> Given task: Tally how many lines of these entries hold the string "photosynthetic". Return the number alone.

┌──

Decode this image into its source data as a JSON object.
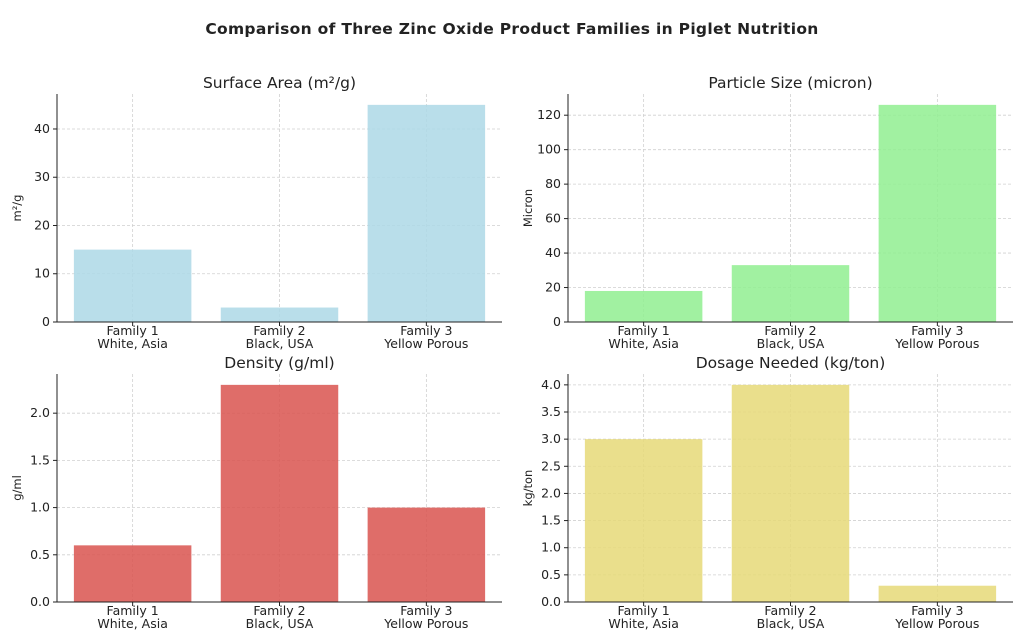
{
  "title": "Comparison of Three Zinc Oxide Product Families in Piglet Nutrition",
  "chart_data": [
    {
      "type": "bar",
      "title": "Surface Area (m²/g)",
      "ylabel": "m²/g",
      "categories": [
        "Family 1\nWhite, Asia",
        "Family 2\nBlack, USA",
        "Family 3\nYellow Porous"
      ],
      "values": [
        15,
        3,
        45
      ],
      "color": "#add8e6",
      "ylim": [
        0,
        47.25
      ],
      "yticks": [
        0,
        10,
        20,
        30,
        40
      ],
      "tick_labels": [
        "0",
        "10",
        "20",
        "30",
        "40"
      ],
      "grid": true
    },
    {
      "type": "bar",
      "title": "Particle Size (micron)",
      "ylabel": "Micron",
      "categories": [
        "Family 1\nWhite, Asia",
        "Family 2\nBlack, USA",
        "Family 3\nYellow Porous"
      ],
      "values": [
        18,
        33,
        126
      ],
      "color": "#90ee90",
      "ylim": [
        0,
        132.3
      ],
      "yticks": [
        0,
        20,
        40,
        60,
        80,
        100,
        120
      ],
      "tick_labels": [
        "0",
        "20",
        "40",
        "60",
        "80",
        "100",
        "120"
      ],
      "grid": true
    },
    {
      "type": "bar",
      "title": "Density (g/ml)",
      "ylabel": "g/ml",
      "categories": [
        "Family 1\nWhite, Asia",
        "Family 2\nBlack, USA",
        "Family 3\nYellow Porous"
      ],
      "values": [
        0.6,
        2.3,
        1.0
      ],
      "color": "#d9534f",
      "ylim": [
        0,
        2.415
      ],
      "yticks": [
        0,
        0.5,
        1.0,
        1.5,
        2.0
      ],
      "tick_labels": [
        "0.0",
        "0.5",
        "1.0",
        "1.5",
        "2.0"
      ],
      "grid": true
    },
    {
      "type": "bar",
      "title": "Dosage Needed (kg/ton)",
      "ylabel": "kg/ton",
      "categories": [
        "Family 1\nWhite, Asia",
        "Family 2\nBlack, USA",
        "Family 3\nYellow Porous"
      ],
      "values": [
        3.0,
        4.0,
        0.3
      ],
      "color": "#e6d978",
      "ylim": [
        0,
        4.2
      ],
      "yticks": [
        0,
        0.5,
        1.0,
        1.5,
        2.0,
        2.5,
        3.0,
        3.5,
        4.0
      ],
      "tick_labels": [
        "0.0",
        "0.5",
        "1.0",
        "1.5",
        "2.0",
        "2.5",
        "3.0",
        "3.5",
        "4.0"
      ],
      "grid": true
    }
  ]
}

└──
┌──

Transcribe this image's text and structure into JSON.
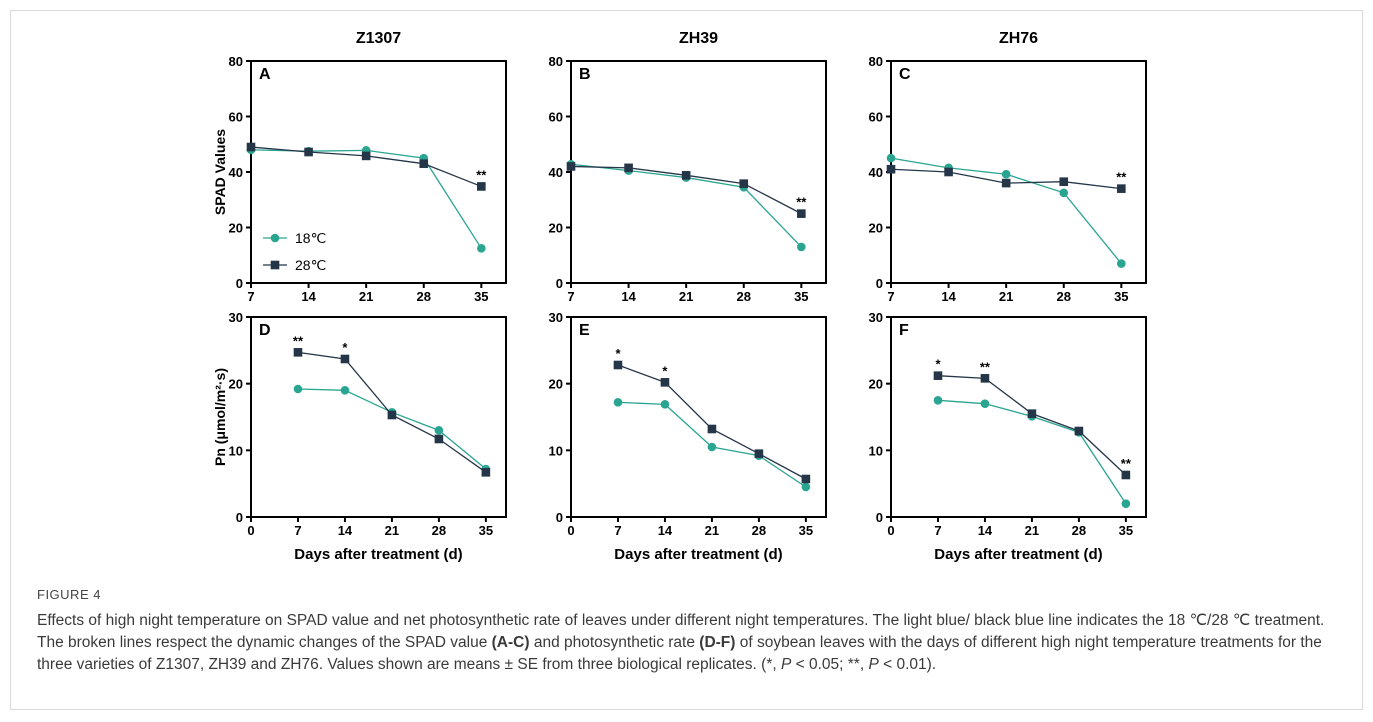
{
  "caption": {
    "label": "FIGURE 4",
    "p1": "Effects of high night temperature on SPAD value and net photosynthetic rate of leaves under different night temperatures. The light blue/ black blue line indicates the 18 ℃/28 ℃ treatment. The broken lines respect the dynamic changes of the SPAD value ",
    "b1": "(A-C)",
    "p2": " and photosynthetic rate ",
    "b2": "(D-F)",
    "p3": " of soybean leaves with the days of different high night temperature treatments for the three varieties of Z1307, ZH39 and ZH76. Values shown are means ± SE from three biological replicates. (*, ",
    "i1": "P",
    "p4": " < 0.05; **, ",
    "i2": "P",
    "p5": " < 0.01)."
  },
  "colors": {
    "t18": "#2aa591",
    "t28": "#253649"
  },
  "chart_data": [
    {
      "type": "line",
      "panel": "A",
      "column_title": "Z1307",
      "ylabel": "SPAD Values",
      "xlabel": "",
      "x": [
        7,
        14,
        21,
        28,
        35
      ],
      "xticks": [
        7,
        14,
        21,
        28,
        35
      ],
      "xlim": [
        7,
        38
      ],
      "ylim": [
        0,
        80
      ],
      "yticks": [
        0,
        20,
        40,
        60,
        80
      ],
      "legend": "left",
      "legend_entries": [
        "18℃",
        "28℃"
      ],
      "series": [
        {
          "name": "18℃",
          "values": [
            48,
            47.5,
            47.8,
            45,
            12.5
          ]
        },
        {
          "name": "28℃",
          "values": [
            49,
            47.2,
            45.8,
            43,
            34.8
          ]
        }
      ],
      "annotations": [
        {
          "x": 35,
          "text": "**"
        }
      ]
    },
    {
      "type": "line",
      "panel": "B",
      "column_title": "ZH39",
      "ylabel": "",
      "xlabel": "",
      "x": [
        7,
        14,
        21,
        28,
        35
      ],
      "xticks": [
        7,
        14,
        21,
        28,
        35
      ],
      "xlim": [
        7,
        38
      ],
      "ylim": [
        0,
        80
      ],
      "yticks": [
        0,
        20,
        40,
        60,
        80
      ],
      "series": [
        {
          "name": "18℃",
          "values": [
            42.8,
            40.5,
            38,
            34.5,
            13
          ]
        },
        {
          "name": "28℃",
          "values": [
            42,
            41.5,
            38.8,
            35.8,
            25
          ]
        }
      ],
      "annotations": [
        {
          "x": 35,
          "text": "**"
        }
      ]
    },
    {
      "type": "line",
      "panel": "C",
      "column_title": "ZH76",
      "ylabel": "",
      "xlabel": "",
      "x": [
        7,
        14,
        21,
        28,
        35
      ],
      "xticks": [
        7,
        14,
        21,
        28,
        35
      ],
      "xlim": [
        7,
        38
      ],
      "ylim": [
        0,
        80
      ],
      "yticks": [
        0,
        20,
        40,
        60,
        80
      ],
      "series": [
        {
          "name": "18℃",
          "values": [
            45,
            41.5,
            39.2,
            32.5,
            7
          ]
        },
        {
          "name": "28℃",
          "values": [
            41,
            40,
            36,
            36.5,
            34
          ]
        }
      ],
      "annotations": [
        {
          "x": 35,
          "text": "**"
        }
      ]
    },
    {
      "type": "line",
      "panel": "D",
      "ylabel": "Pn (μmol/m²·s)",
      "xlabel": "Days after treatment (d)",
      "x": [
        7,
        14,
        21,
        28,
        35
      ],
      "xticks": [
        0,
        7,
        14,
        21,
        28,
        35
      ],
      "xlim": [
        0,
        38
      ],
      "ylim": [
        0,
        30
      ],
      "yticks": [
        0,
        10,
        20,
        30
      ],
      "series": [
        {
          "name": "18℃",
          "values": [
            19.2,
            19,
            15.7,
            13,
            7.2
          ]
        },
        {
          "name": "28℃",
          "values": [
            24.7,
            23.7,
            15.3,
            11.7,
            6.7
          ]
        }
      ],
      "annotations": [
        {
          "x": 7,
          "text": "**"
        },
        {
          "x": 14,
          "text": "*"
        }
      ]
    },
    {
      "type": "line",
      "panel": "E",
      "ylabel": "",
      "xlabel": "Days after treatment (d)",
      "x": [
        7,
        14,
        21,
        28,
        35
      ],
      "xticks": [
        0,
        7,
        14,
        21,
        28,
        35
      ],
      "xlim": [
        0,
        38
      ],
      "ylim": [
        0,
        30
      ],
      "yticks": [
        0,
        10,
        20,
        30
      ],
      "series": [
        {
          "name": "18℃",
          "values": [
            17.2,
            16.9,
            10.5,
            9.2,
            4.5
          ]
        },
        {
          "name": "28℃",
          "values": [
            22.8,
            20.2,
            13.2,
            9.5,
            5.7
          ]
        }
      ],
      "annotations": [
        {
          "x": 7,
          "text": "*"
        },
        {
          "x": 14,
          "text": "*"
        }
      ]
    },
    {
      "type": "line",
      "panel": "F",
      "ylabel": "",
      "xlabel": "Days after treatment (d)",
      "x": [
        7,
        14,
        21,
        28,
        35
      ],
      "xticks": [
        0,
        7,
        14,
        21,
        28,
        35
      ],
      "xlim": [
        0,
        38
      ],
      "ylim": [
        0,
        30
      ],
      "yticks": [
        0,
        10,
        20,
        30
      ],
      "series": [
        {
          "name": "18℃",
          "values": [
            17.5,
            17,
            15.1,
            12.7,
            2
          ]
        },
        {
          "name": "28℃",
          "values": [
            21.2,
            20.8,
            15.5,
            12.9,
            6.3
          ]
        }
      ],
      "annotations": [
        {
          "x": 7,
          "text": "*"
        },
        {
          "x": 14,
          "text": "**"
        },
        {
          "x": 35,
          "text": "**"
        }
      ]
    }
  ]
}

└──

> Solution: 2